Items from a data source:

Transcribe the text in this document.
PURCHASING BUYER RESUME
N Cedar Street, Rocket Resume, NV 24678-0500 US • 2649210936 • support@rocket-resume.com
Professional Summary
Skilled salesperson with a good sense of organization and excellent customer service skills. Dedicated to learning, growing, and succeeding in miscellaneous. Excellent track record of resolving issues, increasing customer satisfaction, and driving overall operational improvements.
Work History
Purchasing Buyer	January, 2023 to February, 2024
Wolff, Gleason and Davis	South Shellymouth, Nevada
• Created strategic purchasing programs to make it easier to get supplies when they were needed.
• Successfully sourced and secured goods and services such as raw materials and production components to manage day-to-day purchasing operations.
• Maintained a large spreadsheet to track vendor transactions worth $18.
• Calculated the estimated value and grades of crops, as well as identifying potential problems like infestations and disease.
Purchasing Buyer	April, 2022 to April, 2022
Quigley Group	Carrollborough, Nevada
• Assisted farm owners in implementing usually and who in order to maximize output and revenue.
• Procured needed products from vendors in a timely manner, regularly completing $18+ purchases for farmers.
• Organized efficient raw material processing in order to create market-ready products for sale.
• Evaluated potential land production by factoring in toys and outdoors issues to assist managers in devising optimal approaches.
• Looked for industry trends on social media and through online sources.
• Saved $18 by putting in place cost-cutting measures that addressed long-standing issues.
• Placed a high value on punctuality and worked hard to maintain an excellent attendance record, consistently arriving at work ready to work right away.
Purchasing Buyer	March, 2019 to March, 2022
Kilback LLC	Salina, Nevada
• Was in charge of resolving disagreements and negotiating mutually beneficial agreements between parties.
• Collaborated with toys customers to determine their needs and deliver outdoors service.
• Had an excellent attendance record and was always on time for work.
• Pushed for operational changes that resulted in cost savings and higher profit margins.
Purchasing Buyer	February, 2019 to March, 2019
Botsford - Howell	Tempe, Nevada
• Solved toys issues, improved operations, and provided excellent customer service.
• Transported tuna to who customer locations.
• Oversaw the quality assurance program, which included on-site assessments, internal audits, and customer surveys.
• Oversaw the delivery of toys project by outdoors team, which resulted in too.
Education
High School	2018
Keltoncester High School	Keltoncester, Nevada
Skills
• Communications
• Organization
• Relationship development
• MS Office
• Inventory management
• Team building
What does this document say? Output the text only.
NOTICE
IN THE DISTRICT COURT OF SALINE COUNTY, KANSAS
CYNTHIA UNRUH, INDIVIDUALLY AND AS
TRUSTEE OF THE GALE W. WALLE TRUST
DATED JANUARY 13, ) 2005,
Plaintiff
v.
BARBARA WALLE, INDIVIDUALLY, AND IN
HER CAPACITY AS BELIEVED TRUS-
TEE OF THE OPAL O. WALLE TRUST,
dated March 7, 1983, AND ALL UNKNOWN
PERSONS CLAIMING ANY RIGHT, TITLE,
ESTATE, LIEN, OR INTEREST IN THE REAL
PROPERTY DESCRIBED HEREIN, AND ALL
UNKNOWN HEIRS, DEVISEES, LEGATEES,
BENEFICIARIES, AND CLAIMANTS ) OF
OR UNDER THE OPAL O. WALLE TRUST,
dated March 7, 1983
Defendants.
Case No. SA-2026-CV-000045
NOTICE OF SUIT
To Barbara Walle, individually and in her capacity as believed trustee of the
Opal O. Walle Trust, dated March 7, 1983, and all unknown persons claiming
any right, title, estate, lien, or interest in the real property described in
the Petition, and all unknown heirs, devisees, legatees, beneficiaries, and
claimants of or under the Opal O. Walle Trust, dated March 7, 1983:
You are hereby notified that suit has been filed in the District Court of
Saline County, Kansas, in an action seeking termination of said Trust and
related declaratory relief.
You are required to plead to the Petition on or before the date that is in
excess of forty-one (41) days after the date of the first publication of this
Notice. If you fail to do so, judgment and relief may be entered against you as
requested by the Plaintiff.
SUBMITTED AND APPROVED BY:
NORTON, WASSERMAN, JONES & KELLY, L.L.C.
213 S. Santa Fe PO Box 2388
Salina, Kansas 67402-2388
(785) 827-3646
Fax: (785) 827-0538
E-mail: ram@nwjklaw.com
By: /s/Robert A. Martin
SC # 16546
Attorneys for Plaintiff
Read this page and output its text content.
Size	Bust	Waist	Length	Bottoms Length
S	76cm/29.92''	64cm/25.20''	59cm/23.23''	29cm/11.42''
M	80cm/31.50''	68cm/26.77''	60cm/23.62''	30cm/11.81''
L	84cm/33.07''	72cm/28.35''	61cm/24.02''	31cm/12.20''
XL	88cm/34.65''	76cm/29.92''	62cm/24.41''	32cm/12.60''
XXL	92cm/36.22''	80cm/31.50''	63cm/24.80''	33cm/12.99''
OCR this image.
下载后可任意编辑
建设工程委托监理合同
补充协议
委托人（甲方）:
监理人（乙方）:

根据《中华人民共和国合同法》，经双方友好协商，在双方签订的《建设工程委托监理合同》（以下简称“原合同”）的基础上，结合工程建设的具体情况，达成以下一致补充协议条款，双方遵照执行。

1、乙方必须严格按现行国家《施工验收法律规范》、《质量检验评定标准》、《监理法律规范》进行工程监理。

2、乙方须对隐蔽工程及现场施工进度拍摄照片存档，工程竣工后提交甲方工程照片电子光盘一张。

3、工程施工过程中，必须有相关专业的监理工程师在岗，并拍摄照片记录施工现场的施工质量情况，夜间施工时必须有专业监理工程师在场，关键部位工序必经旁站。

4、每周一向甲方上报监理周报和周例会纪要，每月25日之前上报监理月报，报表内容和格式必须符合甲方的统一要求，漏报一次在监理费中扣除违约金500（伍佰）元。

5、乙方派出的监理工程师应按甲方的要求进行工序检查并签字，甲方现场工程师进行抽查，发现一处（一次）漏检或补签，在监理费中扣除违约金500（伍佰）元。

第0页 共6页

> TO DO
Identify and copy lines that hold the string "document".

> ANSWER FOR THE TASK
Transcribe the text in this document.
What does this document say? Output the text only.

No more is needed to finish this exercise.